DATA FOR THIS TASK
______________________________
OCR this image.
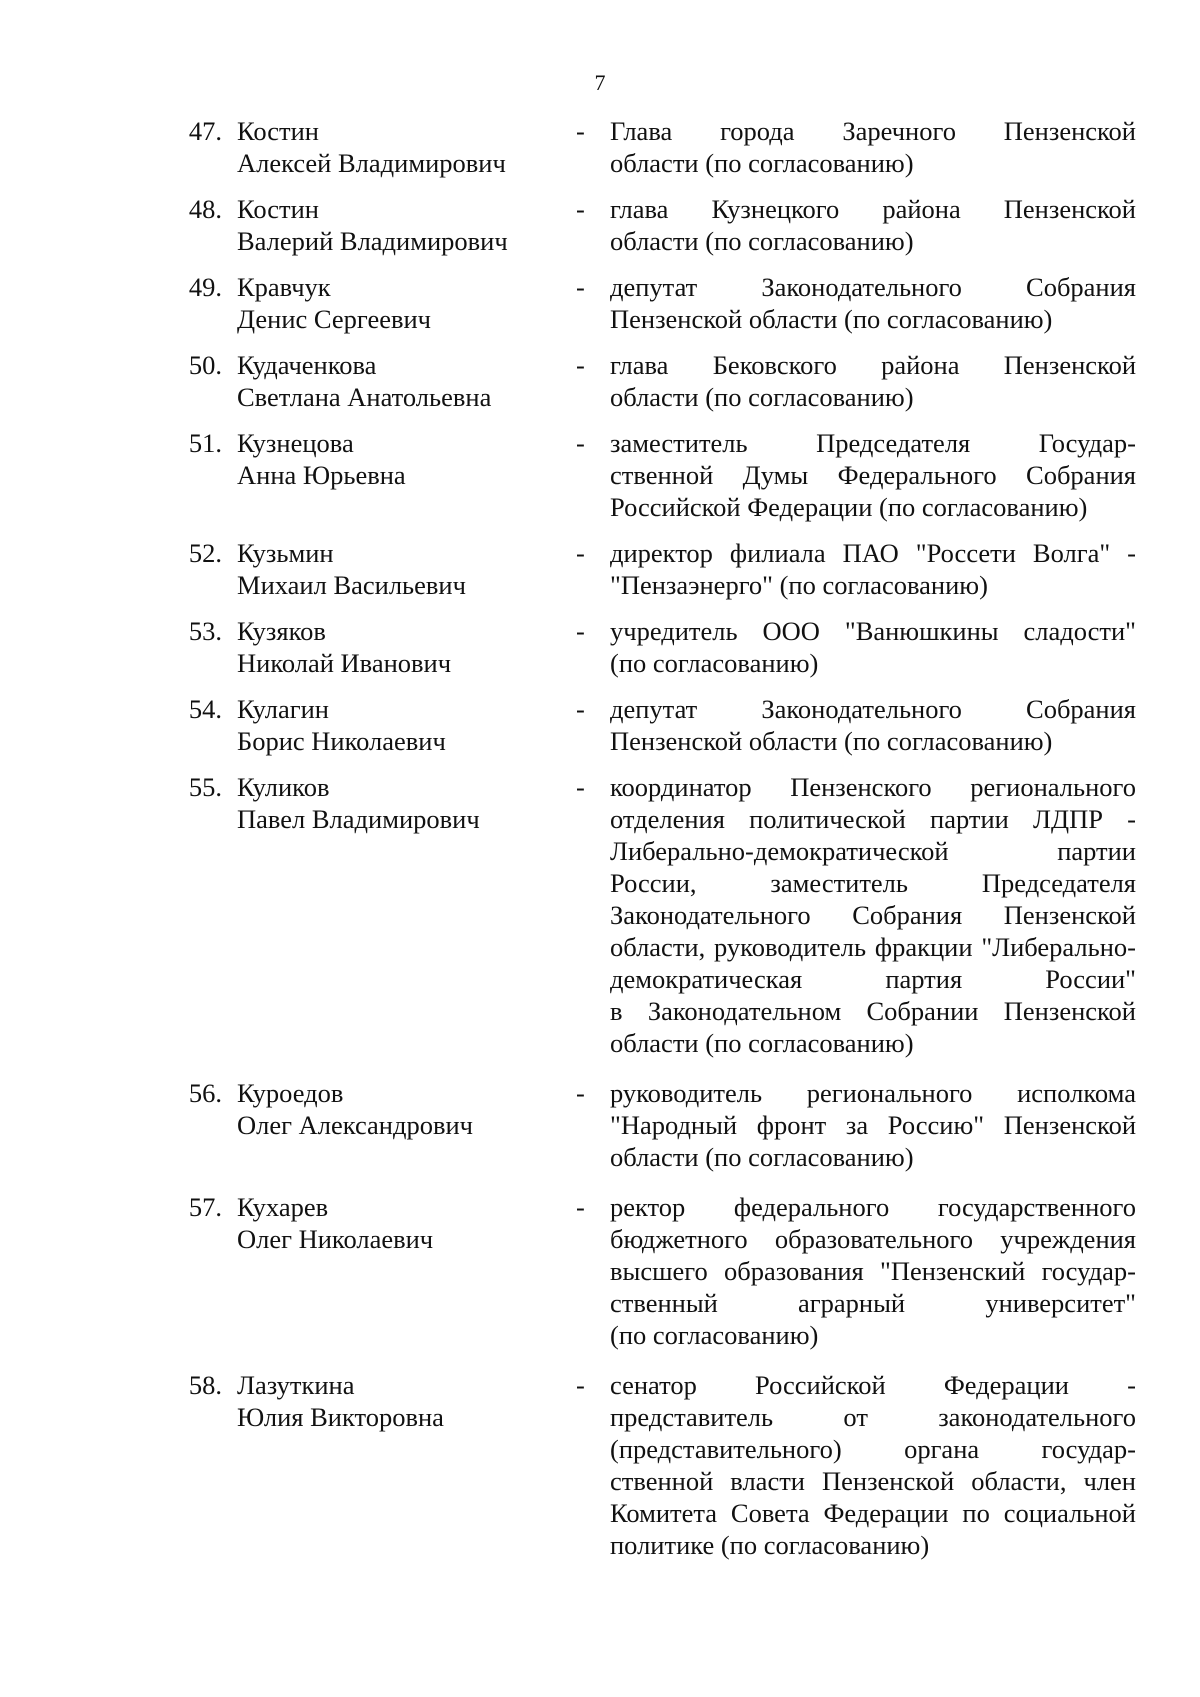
7
47. Костин
Алексей Владимирович
- Глава города Заречного Пензенской
области (по согласованию)
48. Костин
Валерий Владимирович
- глава Кузнецкого района Пензенской
области (по согласованию)
49. Кравчук
Денис Сергеевич
- депутат Законодательного Собрания
Пензенской области (по согласованию)
50. Кудаченкова
Светлана Анатольевна
- глава Бековского района Пензенской
области (по согласованию)
51. Кузнецова
Анна Юрьевна
- заместитель Председателя Государ-
ственной Думы Федерального Собрания
Российской Федерации (по согласованию)
52. Кузьмин
Михаил Васильевич
- директор филиала ПАО "Россети Волга" -
"Пензаэнерго" (по согласованию)
53. Кузяков
Николай Иванович
- учредитель ООО "Ванюшкины сладости"
(по согласованию)
54. Кулагин
Борис Николаевич
- депутат Законодательного Собрания
Пензенской области (по согласованию)
55. Куликов
Павел Владимирович
- координатор Пензенского регионального
отделения политической партии ЛДПР -
Либерально-демократической партии
России, заместитель Председателя
Законодательного Собрания Пензенской
области, руководитель фракции "Либерально-
демократическая партия России"
в Законодательном Собрании Пензенской
области (по согласованию)
56. Куроедов
Олег Александрович
- руководитель регионального исполкома
"Народный фронт за Россию" Пензенской
области (по согласованию)
57. Кухарев
Олег Николаевич
- ректор федерального государственного
бюджетного образовательного учреждения
высшего образования "Пензенский государ-
ственный аграрный университет"
(по согласованию)
58. Лазуткина
Юлия Викторовна
- сенатор Российской Федерации -
представитель от законодательного
(представительного) органа государ-
ственной власти Пензенской области, член
Комитета Совета Федерации по социальной
политике (по согласованию)
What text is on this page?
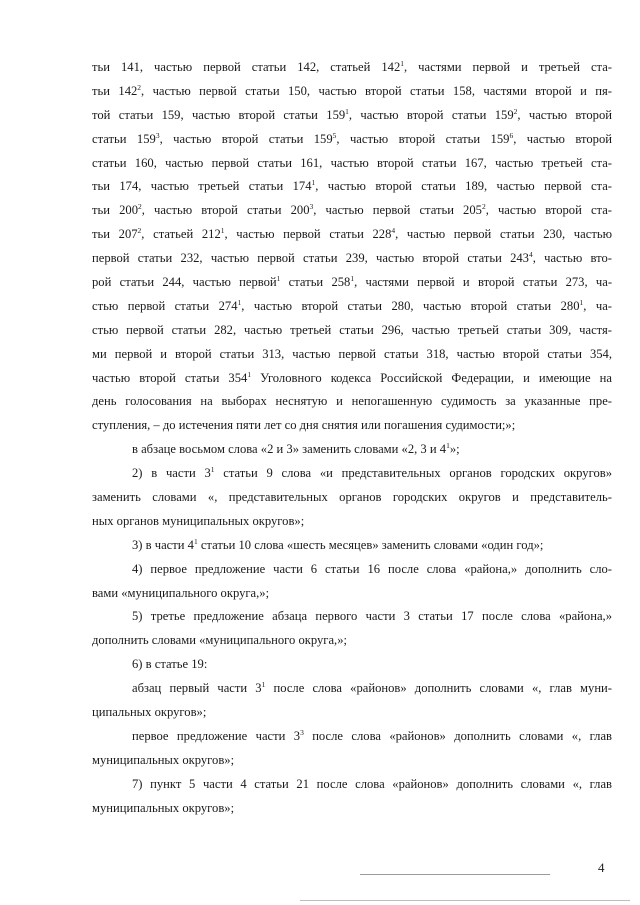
тьи 141, частью первой статьи 142, статьей $142^1$, частями первой и третьей ста-
тьи $142^2$, частью первой статьи 150, частью второй статьи 158, частями второй и пя-
той статьи 159, частью второй статьи $159^1$, частью второй статьи $159^2$, частью второй
статьи $159^3$, частью второй статьи $159^5$, частью второй статьи $159^6$, частью второй
статьи 160, частью первой статьи 161, частью второй статьи 167, частью третьей ста-
тьи 174, частью третьей статьи $174^1$, частью второй статьи 189, частью первой ста-
тьи $200^2$, частью второй статьи $200^3$, частью первой статьи $205^2$, частью второй ста-
тьи $207^2$, статьей $212^1$, частью первой статьи $228^4$, частью первой статьи 230, частью
первой статьи 232, частью первой статьи 239, частью второй статьи $243^4$, частью вто-
рой статьи 244, частью первой$^1$ статьи $258^1$, частями первой и второй статьи 273, ча-
стью первой статьи $274^1$, частью второй статьи 280, частью второй статьи $280^1$, ча-
стью первой статьи 282, частью третьей статьи 296, частью третьей статьи 309, частя-
ми первой и второй статьи 313, частью первой статьи 318, частью второй статьи 354,
частью второй статьи $354^1$ Уголовного кодекса Российской Федерации, и имеющие на
день голосования на выборах неснятую и непогашенную судимость за указанные пре-
ступления, – до истечения пяти лет со дня снятия или погашения судимости;»;
в абзаце восьмом слова «2 и 3» заменить словами «2, 3 и $4^1$»;
2) в части $3^1$ статьи 9 слова «и представительных органов городских округов»
заменить словами «, представительных органов городских округов и представитель-
ных органов муниципальных округов»;
3) в части $4^1$ статьи 10 слова «шесть месяцев» заменить словами «один год»;
4) первое предложение части 6 статьи 16 после слова «района,» дополнить сло-
вами «муниципального округа,»;
5) третье предложение абзаца первого части 3 статьи 17 после слова «района,»
дополнить словами «муниципального округа,»;
6) в статье 19:
абзац первый части $3^1$ после слова «районов» дополнить словами «, глав муни-
ципальных округов»;
первое предложение части $3^3$ после слова «районов» дополнить словами «, глав
муниципальных округов»;
7) пункт 5 части 4 статьи 21 после слова «районов» дополнить словами «, глав
муниципальных округов»;
4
______________________________
Looking at the data above, how many lines hold the word "представительных"? Respond with the number alone.

2